A block of data

+===+

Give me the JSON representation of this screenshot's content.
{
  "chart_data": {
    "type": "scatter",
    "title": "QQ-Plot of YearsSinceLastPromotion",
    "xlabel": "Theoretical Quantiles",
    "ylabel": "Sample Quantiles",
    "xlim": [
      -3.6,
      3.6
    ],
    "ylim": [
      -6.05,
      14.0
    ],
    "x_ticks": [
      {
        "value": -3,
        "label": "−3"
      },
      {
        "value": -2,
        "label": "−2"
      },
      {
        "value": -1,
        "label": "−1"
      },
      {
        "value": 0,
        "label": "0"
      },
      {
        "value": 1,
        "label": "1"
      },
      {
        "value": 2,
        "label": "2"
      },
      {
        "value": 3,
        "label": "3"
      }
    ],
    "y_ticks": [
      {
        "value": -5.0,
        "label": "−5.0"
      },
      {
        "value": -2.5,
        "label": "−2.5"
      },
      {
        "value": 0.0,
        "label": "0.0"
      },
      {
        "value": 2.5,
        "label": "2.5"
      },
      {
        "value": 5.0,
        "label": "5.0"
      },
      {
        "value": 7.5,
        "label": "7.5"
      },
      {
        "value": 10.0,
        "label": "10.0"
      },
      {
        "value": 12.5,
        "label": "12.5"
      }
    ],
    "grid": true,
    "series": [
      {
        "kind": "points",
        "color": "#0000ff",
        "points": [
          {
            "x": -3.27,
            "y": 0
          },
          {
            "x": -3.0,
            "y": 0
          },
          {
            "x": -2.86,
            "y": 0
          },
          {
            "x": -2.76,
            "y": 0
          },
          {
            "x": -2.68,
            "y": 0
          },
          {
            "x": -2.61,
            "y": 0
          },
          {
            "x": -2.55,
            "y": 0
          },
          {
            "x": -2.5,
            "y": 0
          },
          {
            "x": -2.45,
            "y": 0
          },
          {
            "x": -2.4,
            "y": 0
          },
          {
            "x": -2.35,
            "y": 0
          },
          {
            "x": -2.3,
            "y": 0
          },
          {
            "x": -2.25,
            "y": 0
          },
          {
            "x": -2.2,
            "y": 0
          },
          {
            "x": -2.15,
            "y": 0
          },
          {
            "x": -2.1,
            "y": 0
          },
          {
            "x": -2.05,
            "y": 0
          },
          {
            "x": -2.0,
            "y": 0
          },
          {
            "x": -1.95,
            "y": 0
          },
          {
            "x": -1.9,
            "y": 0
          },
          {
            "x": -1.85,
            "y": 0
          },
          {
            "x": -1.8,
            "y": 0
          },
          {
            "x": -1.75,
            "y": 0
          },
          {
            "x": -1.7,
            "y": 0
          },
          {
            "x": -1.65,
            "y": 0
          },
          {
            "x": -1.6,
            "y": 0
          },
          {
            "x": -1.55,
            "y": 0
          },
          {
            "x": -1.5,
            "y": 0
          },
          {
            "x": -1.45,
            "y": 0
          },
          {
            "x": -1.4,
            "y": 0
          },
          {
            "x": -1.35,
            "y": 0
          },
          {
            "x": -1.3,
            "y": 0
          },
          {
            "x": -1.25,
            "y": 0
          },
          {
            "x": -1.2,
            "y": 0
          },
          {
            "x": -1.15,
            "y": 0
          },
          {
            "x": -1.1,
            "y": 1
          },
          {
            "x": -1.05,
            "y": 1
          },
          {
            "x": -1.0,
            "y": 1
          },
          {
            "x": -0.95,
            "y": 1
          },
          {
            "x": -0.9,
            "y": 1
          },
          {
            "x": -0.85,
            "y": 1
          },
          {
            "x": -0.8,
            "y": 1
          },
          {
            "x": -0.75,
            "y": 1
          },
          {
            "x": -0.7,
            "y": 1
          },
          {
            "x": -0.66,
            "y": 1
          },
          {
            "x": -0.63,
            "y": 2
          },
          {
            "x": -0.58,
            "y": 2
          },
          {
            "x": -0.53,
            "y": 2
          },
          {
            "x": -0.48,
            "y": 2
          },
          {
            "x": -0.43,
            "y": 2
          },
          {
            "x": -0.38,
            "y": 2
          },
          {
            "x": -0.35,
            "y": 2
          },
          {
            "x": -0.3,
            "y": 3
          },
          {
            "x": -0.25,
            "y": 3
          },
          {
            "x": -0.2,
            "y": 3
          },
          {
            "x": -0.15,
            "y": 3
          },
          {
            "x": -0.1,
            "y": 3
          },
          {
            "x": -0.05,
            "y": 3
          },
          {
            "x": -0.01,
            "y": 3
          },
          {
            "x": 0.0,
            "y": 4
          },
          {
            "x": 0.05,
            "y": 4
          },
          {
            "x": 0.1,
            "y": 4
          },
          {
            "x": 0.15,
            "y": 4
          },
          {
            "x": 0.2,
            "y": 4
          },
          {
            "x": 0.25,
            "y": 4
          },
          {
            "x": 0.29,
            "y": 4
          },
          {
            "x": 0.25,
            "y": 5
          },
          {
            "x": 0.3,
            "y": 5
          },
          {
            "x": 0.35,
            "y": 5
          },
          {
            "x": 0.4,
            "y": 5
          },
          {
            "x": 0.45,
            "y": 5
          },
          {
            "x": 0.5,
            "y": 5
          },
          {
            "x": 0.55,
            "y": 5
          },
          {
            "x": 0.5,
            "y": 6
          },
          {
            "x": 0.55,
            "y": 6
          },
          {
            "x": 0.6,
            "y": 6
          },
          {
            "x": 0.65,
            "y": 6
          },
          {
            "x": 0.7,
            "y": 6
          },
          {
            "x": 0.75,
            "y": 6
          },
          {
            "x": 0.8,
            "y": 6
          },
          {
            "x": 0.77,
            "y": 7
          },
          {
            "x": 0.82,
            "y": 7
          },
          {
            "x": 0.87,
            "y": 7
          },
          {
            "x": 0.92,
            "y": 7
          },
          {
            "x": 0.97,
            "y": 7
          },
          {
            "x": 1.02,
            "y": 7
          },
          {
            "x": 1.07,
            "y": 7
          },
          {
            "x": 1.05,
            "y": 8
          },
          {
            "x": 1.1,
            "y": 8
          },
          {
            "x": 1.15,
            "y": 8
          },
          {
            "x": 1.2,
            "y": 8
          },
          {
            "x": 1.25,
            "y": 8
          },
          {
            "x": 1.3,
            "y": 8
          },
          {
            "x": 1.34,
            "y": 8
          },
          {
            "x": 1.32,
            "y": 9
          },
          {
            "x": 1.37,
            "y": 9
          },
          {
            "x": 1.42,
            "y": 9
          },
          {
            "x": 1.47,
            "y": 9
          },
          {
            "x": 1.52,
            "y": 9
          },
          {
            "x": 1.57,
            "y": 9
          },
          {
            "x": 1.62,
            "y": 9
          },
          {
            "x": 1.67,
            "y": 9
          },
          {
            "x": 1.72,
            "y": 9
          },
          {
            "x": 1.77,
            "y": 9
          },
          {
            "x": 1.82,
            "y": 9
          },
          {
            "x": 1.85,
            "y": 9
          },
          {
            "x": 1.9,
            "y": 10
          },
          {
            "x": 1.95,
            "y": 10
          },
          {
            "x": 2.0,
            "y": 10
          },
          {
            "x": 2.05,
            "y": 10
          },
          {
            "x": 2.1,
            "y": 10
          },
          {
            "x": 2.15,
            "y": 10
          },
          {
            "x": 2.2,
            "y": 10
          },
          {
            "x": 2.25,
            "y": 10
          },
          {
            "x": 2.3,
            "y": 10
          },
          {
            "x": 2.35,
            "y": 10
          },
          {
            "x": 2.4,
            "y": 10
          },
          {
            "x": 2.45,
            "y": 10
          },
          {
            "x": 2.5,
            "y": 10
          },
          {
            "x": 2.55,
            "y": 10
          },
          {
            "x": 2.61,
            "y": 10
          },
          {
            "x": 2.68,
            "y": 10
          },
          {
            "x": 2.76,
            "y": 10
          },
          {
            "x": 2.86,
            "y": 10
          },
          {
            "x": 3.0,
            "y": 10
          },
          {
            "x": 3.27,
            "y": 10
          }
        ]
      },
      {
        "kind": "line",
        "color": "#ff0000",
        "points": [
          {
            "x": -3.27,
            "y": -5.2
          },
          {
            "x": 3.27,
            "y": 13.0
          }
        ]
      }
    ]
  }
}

+===+

*SET TASK:* In the records above, find the lines containing "Quantiles" and copy them.

*WRITTEN REPLY:*
    "xlabel": "Theoretical Quantiles",
    "ylabel": "Sample Quantiles",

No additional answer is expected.